The exercise: Scan the records for the string "XIII"; copy each line where it occurs.

┄┄┄┄┄┄

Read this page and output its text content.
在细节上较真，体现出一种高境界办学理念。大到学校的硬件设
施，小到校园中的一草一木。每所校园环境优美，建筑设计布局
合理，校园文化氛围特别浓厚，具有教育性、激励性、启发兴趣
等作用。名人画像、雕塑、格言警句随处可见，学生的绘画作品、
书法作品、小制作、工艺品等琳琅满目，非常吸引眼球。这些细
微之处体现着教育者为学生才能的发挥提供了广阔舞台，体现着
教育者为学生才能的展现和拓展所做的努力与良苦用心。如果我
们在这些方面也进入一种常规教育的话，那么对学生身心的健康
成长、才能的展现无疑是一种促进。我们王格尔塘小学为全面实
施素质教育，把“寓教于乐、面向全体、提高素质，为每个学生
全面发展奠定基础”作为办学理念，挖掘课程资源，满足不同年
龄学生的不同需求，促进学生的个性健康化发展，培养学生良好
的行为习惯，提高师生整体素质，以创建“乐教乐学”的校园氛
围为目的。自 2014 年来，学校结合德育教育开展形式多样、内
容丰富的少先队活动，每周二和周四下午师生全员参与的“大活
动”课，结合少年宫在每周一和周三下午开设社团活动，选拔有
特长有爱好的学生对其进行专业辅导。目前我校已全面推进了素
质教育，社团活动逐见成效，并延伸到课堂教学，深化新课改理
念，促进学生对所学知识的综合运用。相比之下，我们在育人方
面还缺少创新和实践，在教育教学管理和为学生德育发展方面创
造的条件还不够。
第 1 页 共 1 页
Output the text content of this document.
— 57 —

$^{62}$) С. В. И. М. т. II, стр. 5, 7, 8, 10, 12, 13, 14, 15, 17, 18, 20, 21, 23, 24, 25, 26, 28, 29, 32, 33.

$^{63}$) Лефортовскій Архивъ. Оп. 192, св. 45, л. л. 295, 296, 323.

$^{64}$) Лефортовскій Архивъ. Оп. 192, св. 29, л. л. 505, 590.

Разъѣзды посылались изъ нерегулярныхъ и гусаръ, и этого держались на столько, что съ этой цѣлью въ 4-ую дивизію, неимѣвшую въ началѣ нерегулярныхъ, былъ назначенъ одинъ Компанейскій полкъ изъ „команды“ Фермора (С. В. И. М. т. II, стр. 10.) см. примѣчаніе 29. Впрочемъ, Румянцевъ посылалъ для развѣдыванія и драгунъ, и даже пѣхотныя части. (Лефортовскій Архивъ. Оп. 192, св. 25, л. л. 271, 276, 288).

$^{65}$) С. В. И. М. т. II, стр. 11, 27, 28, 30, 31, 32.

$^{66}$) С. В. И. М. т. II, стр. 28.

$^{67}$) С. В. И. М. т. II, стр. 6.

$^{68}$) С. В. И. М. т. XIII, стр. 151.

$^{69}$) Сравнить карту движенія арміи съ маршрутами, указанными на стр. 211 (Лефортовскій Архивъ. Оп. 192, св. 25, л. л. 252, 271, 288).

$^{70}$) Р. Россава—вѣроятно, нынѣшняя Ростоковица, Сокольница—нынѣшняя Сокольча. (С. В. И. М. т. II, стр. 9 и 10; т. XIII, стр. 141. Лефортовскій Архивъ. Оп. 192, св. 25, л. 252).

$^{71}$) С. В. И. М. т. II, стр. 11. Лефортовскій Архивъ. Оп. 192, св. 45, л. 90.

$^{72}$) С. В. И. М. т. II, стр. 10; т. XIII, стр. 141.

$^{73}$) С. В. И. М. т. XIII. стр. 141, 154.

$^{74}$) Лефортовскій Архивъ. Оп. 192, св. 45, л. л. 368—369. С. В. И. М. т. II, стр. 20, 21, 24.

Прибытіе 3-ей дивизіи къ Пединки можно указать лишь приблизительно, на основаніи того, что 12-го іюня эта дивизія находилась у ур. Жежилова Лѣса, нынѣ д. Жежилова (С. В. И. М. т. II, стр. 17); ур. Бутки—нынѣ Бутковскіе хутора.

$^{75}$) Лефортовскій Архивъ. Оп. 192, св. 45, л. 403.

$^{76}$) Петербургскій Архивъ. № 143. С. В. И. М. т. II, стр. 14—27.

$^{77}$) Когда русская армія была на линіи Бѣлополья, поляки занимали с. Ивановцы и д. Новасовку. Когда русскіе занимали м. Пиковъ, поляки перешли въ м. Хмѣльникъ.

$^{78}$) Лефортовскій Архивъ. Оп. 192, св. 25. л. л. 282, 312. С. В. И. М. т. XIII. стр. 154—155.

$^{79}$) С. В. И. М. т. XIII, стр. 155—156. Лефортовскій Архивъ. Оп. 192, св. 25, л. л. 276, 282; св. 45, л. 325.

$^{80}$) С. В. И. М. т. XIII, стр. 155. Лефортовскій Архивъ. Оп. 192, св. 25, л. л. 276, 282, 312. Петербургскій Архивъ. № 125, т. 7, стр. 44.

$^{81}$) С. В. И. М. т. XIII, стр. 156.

┄┄┄┄┄┄

Reply:
$^{68}$) С. В. И. М. т. XIII, стр. 151.
$^{70}$) Р. Россава—вѣроятно, нынѣшняя Ростоковица, Сокольница—нынѣшняя Сокольча. (С. В. И. М. т. II, стр. 9 и 10; т. XIII, стр. 141. Лефортовскій Архивъ. Оп. 192, св. 25, л. 252).
$^{72}$) С. В. И. М. т. II, стр. 10; т. XIII, стр. 141.
$^{73}$) С. В. И. М. т. XIII. стр. 141, 154.
$^{78}$) Лефортовскій Архивъ. Оп. 192, св. 25. л. л. 282, 312. С. В. И. М. т. XIII. стр. 154—155.
$^{79}$) С. В. И. М. т. XIII, стр. 155—156. Лефортовскій Архивъ. Оп. 192, св. 25, л. л. 276, 282; св. 45, л. 325.
$^{80}$) С. В. И. М. т. XIII, стр. 155. Лефортовскій Архивъ. Оп. 192, св. 25, л. л. 276, 282, 312. Петербургскій Архивъ. № 125, т. 7, стр. 44.
$^{81}$) С. В. И. М. т. XIII, стр. 156.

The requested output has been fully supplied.